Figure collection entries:
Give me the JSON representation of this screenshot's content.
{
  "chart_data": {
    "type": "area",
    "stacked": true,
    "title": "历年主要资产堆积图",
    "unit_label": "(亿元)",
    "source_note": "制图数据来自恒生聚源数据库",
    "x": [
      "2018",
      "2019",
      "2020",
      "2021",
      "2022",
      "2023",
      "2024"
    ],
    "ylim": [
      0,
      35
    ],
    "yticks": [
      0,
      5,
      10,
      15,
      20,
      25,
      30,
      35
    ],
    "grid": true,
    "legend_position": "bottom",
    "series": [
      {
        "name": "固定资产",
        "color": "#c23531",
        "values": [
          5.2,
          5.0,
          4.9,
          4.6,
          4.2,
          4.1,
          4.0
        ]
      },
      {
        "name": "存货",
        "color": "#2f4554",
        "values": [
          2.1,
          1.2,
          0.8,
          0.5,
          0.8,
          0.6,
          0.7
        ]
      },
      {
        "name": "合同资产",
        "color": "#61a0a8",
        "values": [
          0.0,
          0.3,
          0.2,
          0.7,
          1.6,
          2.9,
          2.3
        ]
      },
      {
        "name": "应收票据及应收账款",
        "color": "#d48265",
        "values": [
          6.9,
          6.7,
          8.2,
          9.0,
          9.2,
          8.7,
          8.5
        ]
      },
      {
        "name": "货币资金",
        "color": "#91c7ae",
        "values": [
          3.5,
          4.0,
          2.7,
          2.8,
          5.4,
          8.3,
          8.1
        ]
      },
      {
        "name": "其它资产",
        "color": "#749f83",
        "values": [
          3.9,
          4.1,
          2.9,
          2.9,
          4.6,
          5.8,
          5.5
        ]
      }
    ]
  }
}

> Given task
Repeat each of the entries above precisely as given.

> Complete output
Give me the JSON representation of this screenshot's content.
{
  "chart_data": {
    "type": "area",
    "stacked": true,
    "title": "历年主要资产堆积图",
    "unit_label": "(亿元)",
    "source_note": "制图数据来自恒生聚源数据库",
    "x": [
      "2018",
      "2019",
      "2020",
      "2021",
      "2022",
      "2023",
      "2024"
    ],
    "ylim": [
      0,
      35
    ],
    "yticks": [
      0,
      5,
      10,
      15,
      20,
      25,
      30,
      35
    ],
    "grid": true,
    "legend_position": "bottom",
    "series": [
      {
        "name": "固定资产",
        "color": "#c23531",
        "values": [
          5.2,
          5.0,
          4.9,
          4.6,
          4.2,
          4.1,
          4.0
        ]
      },
      {
        "name": "存货",
        "color": "#2f4554",
        "values": [
          2.1,
          1.2,
          0.8,
          0.5,
          0.8,
          0.6,
          0.7
        ]
      },
      {
        "name": "合同资产",
        "color": "#61a0a8",
        "values": [
          0.0,
          0.3,
          0.2,
          0.7,
          1.6,
          2.9,
          2.3
        ]
      },
      {
        "name": "应收票据及应收账款",
        "color": "#d48265",
        "values": [
          6.9,
          6.7,
          8.2,
          9.0,
          9.2,
          8.7,
          8.5
        ]
      },
      {
        "name": "货币资金",
        "color": "#91c7ae",
        "values": [
          3.5,
          4.0,
          2.7,
          2.8,
          5.4,
          8.3,
          8.1
        ]
      },
      {
        "name": "其它资产",
        "color": "#749f83",
        "values": [
          3.9,
          4.1,
          2.9,
          2.9,
          4.6,
          5.8,
          5.5
        ]
      }
    ]
  }
}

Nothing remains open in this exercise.